Begin

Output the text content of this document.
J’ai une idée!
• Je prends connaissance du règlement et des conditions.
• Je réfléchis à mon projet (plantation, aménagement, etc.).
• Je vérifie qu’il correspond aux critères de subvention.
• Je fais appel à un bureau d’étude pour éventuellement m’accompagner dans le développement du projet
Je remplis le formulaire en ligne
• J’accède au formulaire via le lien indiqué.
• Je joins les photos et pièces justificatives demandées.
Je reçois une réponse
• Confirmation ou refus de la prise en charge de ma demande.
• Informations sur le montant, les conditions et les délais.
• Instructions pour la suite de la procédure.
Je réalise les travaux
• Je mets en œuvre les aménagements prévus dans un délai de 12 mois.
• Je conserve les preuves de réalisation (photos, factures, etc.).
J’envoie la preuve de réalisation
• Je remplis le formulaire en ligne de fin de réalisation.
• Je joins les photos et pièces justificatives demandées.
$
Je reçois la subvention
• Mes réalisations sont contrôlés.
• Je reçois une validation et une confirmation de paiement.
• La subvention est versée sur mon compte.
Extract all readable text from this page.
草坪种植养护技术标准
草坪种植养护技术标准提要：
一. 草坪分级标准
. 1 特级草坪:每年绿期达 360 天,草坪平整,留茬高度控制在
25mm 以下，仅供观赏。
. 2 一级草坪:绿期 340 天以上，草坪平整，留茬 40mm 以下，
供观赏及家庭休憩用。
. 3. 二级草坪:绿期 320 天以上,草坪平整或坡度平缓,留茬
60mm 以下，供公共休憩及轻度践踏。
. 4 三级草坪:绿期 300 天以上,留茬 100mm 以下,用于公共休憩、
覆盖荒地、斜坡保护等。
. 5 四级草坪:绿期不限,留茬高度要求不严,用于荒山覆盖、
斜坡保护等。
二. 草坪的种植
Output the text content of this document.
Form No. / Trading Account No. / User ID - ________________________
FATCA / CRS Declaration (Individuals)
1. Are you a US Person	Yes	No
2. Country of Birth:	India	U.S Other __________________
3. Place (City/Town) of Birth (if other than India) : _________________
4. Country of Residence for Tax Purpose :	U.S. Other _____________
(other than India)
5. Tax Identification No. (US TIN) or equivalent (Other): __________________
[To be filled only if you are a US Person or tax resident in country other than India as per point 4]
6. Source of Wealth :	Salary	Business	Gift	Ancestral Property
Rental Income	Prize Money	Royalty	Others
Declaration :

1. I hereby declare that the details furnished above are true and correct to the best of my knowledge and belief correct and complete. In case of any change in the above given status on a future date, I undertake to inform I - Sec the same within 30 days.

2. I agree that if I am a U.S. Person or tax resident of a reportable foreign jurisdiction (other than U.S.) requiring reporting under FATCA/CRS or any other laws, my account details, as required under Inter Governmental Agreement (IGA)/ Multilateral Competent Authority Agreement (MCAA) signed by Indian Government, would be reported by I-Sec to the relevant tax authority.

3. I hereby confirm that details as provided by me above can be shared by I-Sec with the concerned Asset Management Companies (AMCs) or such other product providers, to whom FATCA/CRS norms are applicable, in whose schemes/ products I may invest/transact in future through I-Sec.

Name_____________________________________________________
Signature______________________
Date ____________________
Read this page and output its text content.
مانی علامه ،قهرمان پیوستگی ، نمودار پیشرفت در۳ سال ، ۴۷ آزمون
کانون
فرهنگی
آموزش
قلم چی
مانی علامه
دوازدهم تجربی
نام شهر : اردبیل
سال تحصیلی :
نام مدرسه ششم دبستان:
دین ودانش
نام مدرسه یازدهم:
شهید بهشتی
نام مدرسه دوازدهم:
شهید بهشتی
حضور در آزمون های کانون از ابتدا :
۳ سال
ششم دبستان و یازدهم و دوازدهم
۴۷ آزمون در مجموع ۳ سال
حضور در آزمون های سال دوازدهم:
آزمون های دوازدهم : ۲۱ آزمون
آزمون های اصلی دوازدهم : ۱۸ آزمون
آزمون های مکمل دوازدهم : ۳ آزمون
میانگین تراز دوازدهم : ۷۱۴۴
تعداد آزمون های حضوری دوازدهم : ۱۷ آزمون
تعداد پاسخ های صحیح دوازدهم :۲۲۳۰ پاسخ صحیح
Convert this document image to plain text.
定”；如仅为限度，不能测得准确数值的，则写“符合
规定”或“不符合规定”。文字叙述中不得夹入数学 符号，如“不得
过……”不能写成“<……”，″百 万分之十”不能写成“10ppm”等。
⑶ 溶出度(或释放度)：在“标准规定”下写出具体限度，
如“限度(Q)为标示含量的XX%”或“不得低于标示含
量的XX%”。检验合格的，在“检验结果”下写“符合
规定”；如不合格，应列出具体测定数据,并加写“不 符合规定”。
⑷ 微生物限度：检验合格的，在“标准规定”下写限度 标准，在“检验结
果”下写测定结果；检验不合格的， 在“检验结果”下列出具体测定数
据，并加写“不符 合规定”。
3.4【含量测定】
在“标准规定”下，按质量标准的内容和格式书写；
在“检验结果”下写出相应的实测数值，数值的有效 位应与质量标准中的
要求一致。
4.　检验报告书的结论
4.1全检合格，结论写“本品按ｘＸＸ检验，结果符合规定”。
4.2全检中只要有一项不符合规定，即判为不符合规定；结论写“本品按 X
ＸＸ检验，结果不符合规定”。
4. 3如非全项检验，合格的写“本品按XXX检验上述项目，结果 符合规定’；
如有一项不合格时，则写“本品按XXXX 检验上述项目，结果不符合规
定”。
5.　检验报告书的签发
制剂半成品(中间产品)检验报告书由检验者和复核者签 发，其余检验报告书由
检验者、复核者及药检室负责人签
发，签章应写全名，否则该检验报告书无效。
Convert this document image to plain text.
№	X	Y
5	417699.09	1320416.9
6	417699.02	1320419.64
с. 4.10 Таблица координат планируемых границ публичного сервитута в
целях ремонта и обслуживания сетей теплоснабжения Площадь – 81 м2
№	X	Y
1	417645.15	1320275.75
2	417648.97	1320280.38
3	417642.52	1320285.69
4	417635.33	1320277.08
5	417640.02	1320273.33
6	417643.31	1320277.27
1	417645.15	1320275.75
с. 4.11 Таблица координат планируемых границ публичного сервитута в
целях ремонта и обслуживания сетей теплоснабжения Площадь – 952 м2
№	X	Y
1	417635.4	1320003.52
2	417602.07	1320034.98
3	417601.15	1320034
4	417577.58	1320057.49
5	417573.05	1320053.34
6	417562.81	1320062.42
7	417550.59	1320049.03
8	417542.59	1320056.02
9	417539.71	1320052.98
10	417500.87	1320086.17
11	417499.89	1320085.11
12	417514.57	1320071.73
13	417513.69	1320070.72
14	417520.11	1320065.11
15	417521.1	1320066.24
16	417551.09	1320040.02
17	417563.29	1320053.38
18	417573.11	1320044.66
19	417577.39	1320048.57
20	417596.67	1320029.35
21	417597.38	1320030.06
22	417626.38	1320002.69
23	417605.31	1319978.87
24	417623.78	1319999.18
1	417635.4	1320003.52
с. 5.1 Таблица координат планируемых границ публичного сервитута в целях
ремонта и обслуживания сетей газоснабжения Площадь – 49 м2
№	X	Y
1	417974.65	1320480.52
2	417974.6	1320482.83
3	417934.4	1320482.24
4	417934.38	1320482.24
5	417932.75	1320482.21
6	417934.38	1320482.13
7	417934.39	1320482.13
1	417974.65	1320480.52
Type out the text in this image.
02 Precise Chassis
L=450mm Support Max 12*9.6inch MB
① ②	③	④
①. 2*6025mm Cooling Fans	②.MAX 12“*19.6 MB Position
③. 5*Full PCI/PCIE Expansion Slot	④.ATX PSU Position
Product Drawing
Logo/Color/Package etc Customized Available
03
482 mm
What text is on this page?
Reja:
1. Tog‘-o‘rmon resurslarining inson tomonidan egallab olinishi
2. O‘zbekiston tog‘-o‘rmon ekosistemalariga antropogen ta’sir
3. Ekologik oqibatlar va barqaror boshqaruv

End

→ WHAT NEEDS TO BE DONE: Find the lines containing "检验合格的" and list every one of them.

→ SOLUTION TO THIS TASK:
量的XX%”。检验合格的，在“检验结果”下写“符合
⑷ 微生物限度：检验合格的，在“标准规定”下写限度 标准，在“检验结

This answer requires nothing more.